■ What needs to be done
Include the line containing "What does this" and every line after it up to the end of the material below; reproduce them exactly and drop the pictures.
● ● ● ● ●
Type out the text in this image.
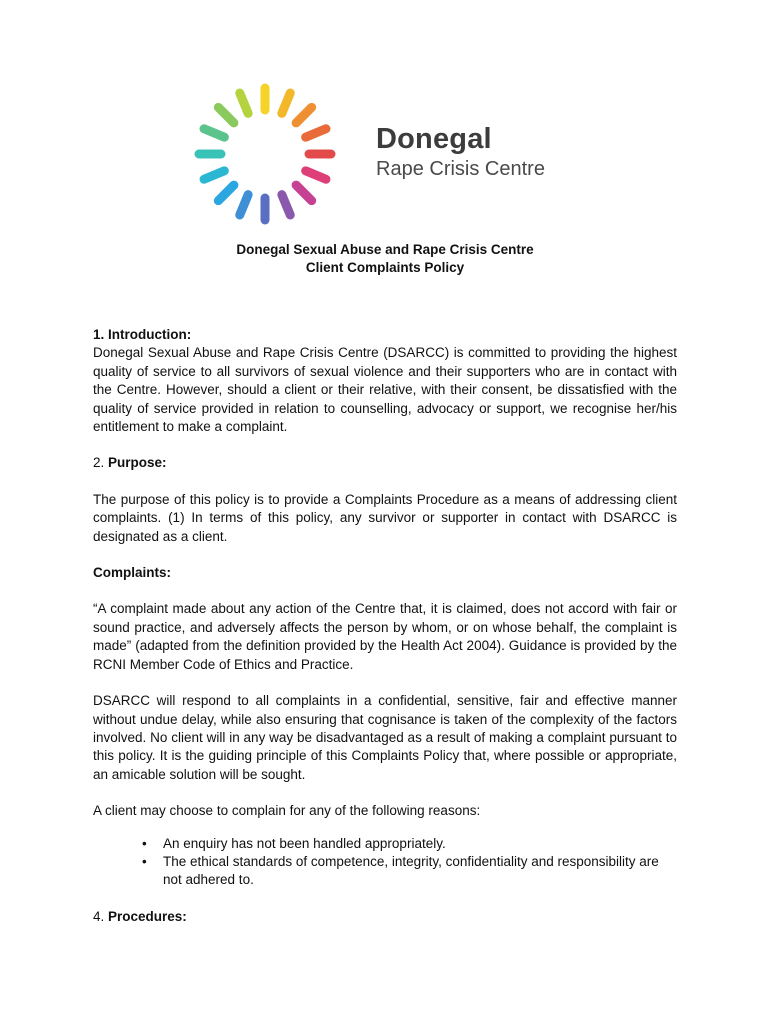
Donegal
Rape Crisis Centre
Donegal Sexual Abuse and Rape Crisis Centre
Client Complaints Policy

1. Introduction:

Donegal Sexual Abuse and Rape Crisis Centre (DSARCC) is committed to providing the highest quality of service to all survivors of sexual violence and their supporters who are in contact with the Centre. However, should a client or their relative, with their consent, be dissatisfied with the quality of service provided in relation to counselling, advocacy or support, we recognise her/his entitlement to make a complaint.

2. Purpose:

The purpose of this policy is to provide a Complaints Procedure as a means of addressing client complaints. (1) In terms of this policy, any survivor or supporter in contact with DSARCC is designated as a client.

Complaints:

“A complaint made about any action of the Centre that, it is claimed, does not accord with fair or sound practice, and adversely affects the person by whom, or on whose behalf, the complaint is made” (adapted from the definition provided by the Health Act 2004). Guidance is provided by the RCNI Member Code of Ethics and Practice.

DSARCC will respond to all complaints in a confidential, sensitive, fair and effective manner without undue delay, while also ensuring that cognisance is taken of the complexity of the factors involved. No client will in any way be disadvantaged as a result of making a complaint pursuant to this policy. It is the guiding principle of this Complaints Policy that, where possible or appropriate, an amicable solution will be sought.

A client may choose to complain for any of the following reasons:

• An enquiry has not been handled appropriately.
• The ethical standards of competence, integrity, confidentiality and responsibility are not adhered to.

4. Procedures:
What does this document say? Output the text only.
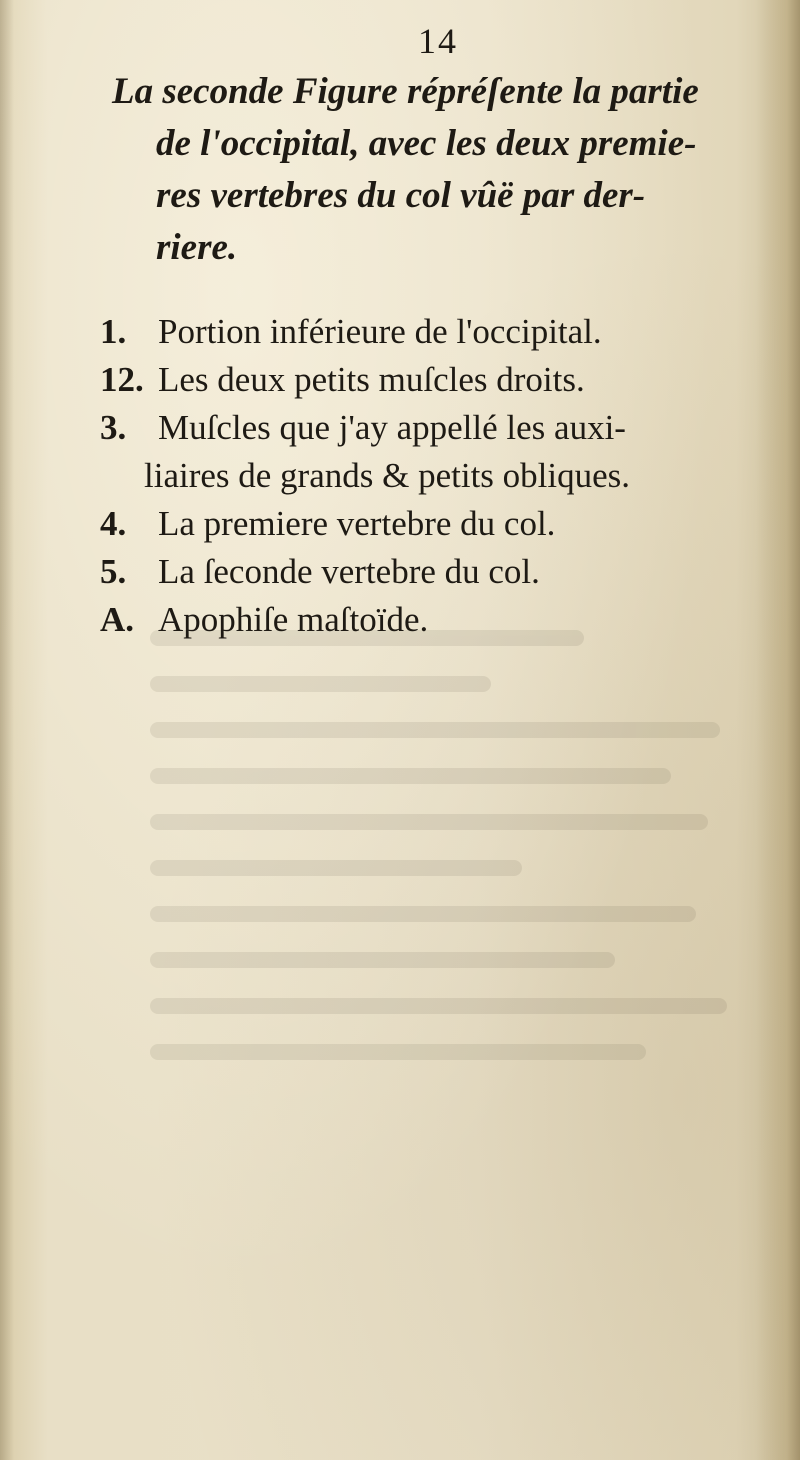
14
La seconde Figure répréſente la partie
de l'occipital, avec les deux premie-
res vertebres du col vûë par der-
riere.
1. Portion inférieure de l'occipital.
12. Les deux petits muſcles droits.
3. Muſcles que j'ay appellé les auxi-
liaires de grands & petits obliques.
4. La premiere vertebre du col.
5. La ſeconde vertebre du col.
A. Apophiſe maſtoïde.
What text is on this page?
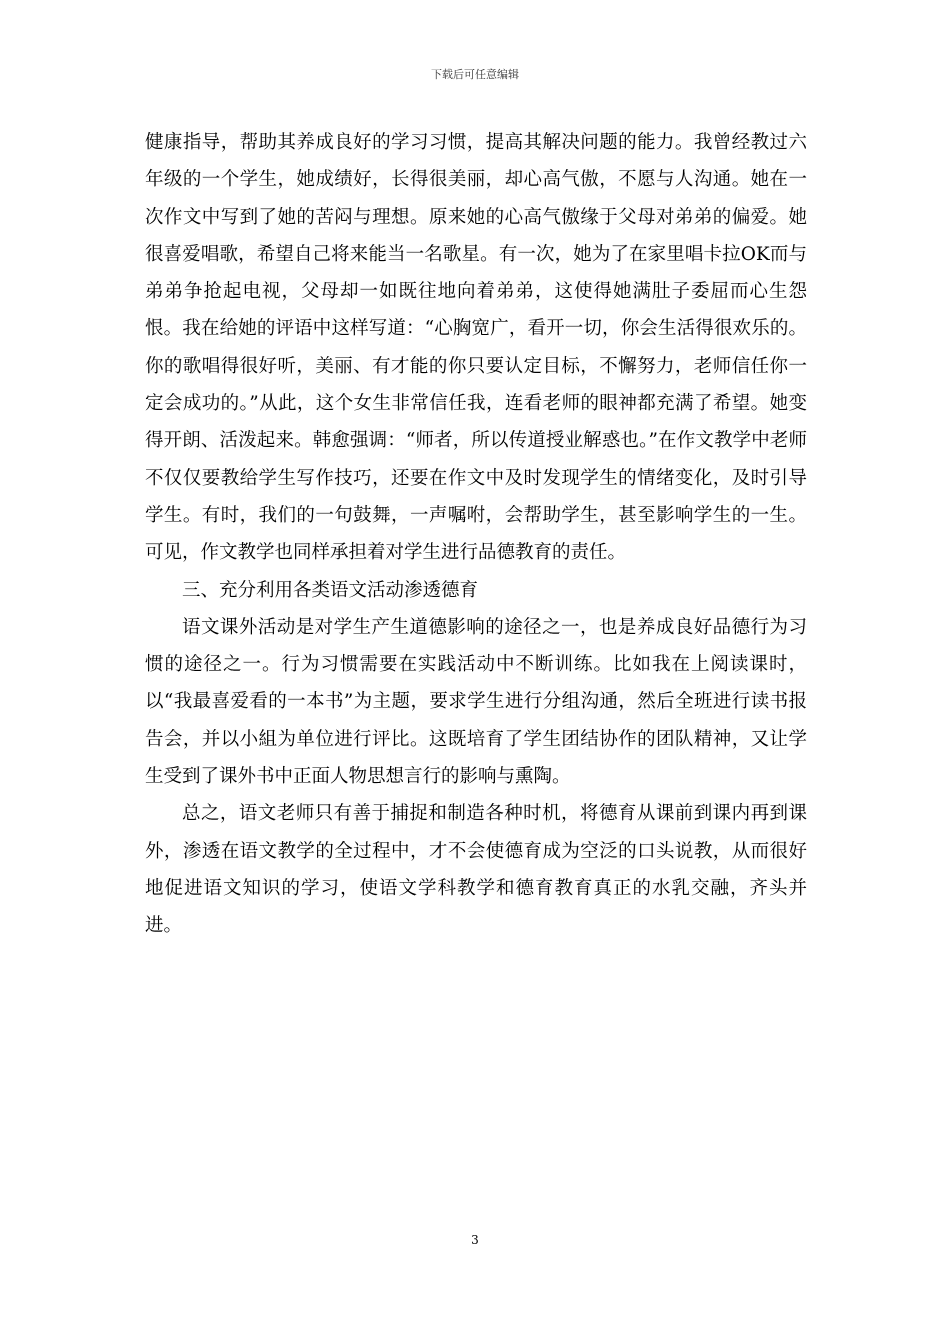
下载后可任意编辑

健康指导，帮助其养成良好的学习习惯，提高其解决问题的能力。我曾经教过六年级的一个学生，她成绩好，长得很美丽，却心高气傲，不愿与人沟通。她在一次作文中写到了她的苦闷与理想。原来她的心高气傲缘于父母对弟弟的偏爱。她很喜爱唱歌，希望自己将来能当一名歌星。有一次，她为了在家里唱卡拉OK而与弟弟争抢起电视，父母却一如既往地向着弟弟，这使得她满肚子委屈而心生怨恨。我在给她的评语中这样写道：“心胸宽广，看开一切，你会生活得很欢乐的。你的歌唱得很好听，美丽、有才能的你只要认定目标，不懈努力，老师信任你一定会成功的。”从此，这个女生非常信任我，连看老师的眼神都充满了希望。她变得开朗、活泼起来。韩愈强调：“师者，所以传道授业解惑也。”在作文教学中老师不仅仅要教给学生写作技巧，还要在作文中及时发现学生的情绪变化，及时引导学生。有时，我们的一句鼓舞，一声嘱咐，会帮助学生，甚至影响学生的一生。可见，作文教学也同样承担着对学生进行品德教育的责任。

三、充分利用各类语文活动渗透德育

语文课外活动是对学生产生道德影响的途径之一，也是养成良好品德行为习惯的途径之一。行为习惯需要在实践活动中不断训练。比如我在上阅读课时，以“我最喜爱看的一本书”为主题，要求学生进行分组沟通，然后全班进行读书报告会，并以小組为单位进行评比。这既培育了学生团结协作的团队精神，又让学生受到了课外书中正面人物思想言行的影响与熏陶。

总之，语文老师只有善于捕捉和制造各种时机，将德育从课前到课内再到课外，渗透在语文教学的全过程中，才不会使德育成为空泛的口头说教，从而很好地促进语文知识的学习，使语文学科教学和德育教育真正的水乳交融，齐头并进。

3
● ● ● ● ●
■ Task response
What does this document say? Output the text only.
14
La seconde Figure répréſente la partie
de l'occipital, avec les deux premie-
res vertebres du col vûë par der-
riere.
1. Portion inférieure de l'occipital.
12. Les deux petits muſcles droits.
3. Muſcles que j'ay appellé les auxi-
liaires de grands & petits obliques.
4. La premiere vertebre du col.
5. La ſeconde vertebre du col.
A. Apophiſe maſtoïde.
What text is on this page?
下载后可任意编辑

健康指导，帮助其养成良好的学习习惯，提高其解决问题的能力。我曾经教过六年级的一个学生，她成绩好，长得很美丽，却心高气傲，不愿与人沟通。她在一次作文中写到了她的苦闷与理想。原来她的心高气傲缘于父母对弟弟的偏爱。她很喜爱唱歌，希望自己将来能当一名歌星。有一次，她为了在家里唱卡拉OK而与弟弟争抢起电视，父母却一如既往地向着弟弟，这使得她满肚子委屈而心生怨恨。我在给她的评语中这样写道：“心胸宽广，看开一切，你会生活得很欢乐的。你的歌唱得很好听，美丽、有才能的你只要认定目标，不懈努力，老师信任你一定会成功的。”从此，这个女生非常信任我，连看老师的眼神都充满了希望。她变得开朗、活泼起来。韩愈强调：“师者，所以传道授业解惑也。”在作文教学中老师不仅仅要教给学生写作技巧，还要在作文中及时发现学生的情绪变化，及时引导学生。有时，我们的一句鼓舞，一声嘱咐，会帮助学生，甚至影响学生的一生。可见，作文教学也同样承担着对学生进行品德教育的责任。

三、充分利用各类语文活动渗透德育

语文课外活动是对学生产生道德影响的途径之一，也是养成良好品德行为习惯的途径之一。行为习惯需要在实践活动中不断训练。比如我在上阅读课时，以“我最喜爱看的一本书”为主题，要求学生进行分组沟通，然后全班进行读书报告会，并以小組为单位进行评比。这既培育了学生团结协作的团队精神，又让学生受到了课外书中正面人物思想言行的影响与熏陶。

总之，语文老师只有善于捕捉和制造各种时机，将德育从课前到课内再到课外，渗透在语文教学的全过程中，才不会使德育成为空泛的口头说教，从而很好地促进语文知识的学习，使语文学科教学和德育教育真正的水乳交融，齐头并进。

3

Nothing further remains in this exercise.